_EXERCISE AIM_
Go over the listing below line by line and tally those containing "Hello". Give only the tally.

(Rows from a dataset)
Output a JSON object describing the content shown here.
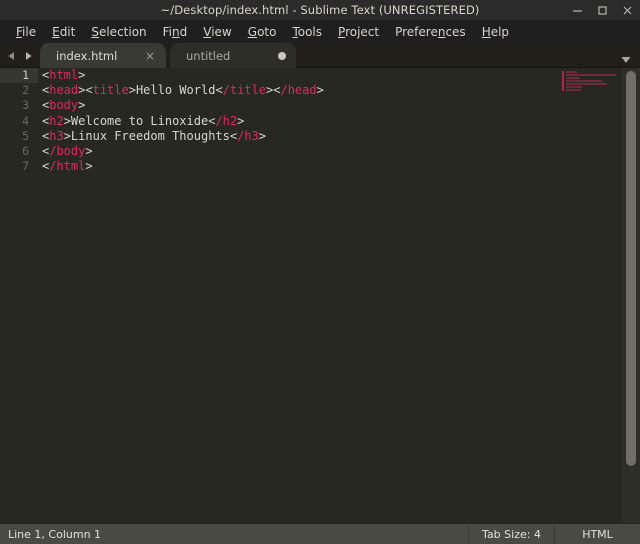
{
  "window": {
    "title": "~/Desktop/index.html - Sublime Text (UNREGISTERED)",
    "controls": {
      "minimize": "minimize-icon",
      "maximize": "maximize-icon",
      "close": "close-icon"
    }
  },
  "menubar": {
    "items": [
      {
        "label": "File",
        "mnemonic_index": 0
      },
      {
        "label": "Edit",
        "mnemonic_index": 0
      },
      {
        "label": "Selection",
        "mnemonic_index": 0
      },
      {
        "label": "Find",
        "mnemonic_index": 2
      },
      {
        "label": "View",
        "mnemonic_index": 0
      },
      {
        "label": "Goto",
        "mnemonic_index": 0
      },
      {
        "label": "Tools",
        "mnemonic_index": 0
      },
      {
        "label": "Project",
        "mnemonic_index": 0
      },
      {
        "label": "Preferences",
        "mnemonic_index": 7
      },
      {
        "label": "Help",
        "mnemonic_index": 0
      }
    ]
  },
  "tabbar": {
    "prev_arrow": "triangle-left-icon",
    "next_arrow": "triangle-right-icon",
    "overflow_menu": "chevron-down-icon",
    "tabs": [
      {
        "label": "index.html",
        "active": true,
        "dirty": false,
        "close_glyph": "×"
      },
      {
        "label": "untitled",
        "active": false,
        "dirty": true,
        "close_glyph": "×"
      }
    ]
  },
  "editor": {
    "current_line": 1,
    "gutter": [
      "1",
      "2",
      "3",
      "4",
      "5",
      "6",
      "7"
    ],
    "lines": [
      [
        {
          "t": "punc",
          "v": "<"
        },
        {
          "t": "tag",
          "v": "html"
        },
        {
          "t": "punc",
          "v": ">"
        }
      ],
      [
        {
          "t": "punc",
          "v": "<"
        },
        {
          "t": "tag",
          "v": "head"
        },
        {
          "t": "punc",
          "v": "><"
        },
        {
          "t": "tag",
          "v": "title"
        },
        {
          "t": "punc",
          "v": ">"
        },
        {
          "t": "text",
          "v": "Hello World"
        },
        {
          "t": "punc",
          "v": "<"
        },
        {
          "t": "tag",
          "v": "/title"
        },
        {
          "t": "punc",
          "v": "><"
        },
        {
          "t": "tag",
          "v": "/head"
        },
        {
          "t": "punc",
          "v": ">"
        }
      ],
      [
        {
          "t": "punc",
          "v": "<"
        },
        {
          "t": "tag",
          "v": "body"
        },
        {
          "t": "punc",
          "v": ">"
        }
      ],
      [
        {
          "t": "punc",
          "v": "<"
        },
        {
          "t": "tag",
          "v": "h2"
        },
        {
          "t": "punc",
          "v": ">"
        },
        {
          "t": "text",
          "v": "Welcome to Linoxide"
        },
        {
          "t": "punc",
          "v": "<"
        },
        {
          "t": "tag",
          "v": "/h2"
        },
        {
          "t": "punc",
          "v": ">"
        }
      ],
      [
        {
          "t": "punc",
          "v": "<"
        },
        {
          "t": "tag",
          "v": "h3"
        },
        {
          "t": "punc",
          "v": ">"
        },
        {
          "t": "text",
          "v": "Linux Freedom Thoughts"
        },
        {
          "t": "punc",
          "v": "<"
        },
        {
          "t": "tag",
          "v": "/h3"
        },
        {
          "t": "punc",
          "v": ">"
        }
      ],
      [
        {
          "t": "punc",
          "v": "<"
        },
        {
          "t": "tag",
          "v": "/body"
        },
        {
          "t": "punc",
          "v": ">"
        }
      ],
      [
        {
          "t": "punc",
          "v": "<"
        },
        {
          "t": "tag",
          "v": "/html"
        },
        {
          "t": "punc",
          "v": ">"
        }
      ]
    ],
    "raw_text": [
      "<html>",
      "<head><title>Hello World</title></head>",
      "<body>",
      "<h2>Welcome to Linoxide</h2>",
      "<h3>Linux Freedom Thoughts</h3>",
      "</body>",
      "</html>"
    ]
  },
  "minimap": {
    "line_widths_pct": [
      22,
      96,
      26,
      70,
      78,
      30,
      28
    ]
  },
  "statusbar": {
    "position": "Line 1, Column 1",
    "tab_size": "Tab Size: 4",
    "syntax": "HTML"
  },
  "colors": {
    "editor_bg": "#272822",
    "tag": "#e0285e",
    "punctuation": "#d8d8ce",
    "plain_text": "#d6d6cc",
    "gutter_text": "#6a6a60",
    "current_line_bg": "#363730",
    "titlebar_bg": "#2b2b2b",
    "menubar_bg": "#1f1f1f",
    "tabbar_bg": "#201f1a",
    "active_tab_bg": "#3a3a35",
    "inactive_tab_bg": "#2e2e29",
    "statusbar_bg": "#4a4a45"
  }
}
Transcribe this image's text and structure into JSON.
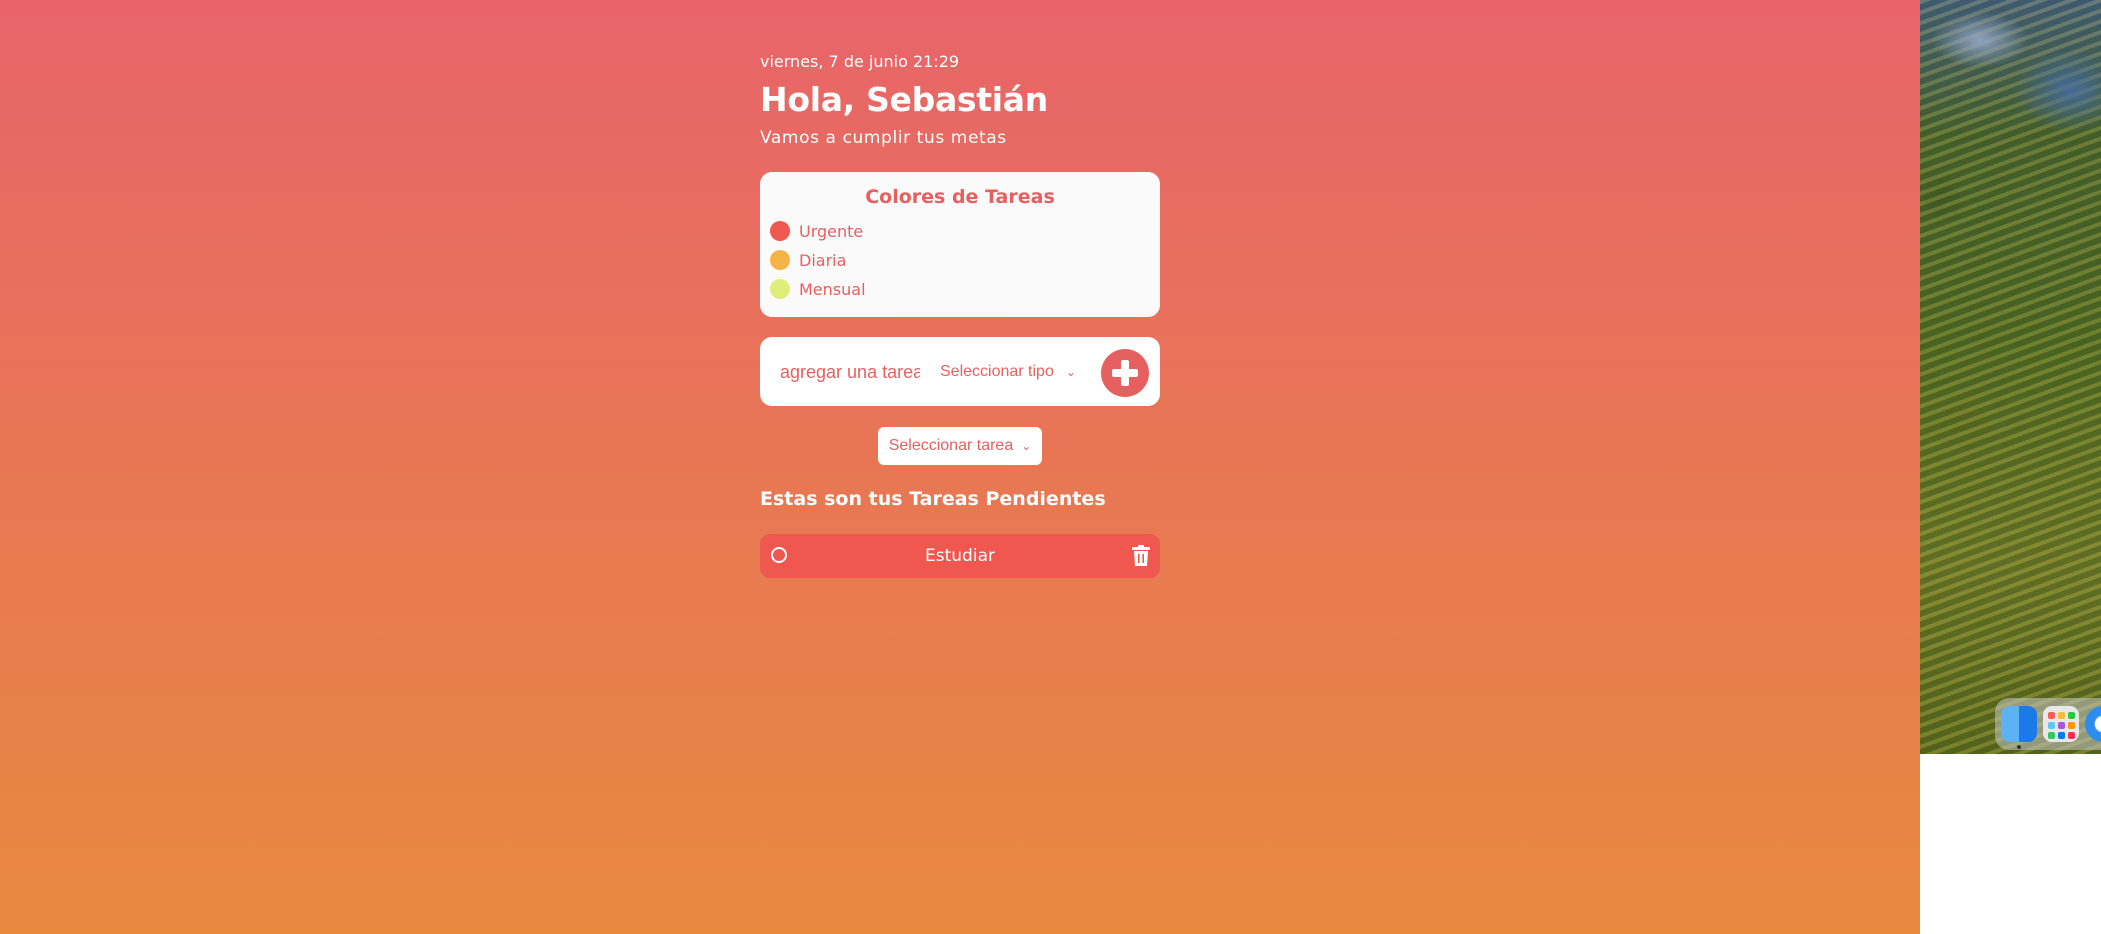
{
  "header": {
    "datetime": "viernes, 7 de junio 21:29",
    "greeting": "Hola, Sebastián",
    "subtitle": "Vamos a cumplir tus metas"
  },
  "legend": {
    "title": "Colores de Tareas",
    "items": [
      {
        "label": "Urgente",
        "color": "#f0574f"
      },
      {
        "label": "Diaria",
        "color": "#f5b345"
      },
      {
        "label": "Mensual",
        "color": "#dfee7a"
      }
    ]
  },
  "add_task": {
    "input_placeholder": "agregar una tarea",
    "type_select_value": "Seleccionar tipo",
    "add_icon": "plus-icon"
  },
  "filter": {
    "select_value": "Seleccionar tarea"
  },
  "pending": {
    "heading": "Estas son tus Tareas Pendientes",
    "tasks": [
      {
        "label": "Estudiar",
        "color": "#f0574f",
        "check_icon": "circle-outline-icon",
        "delete_icon": "trash-icon"
      }
    ]
  },
  "colors": {
    "gradient_top": "#e8646a",
    "gradient_bottom": "#e8893f",
    "accent": "#e6605f"
  }
}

_WRITTEN REPLY_
2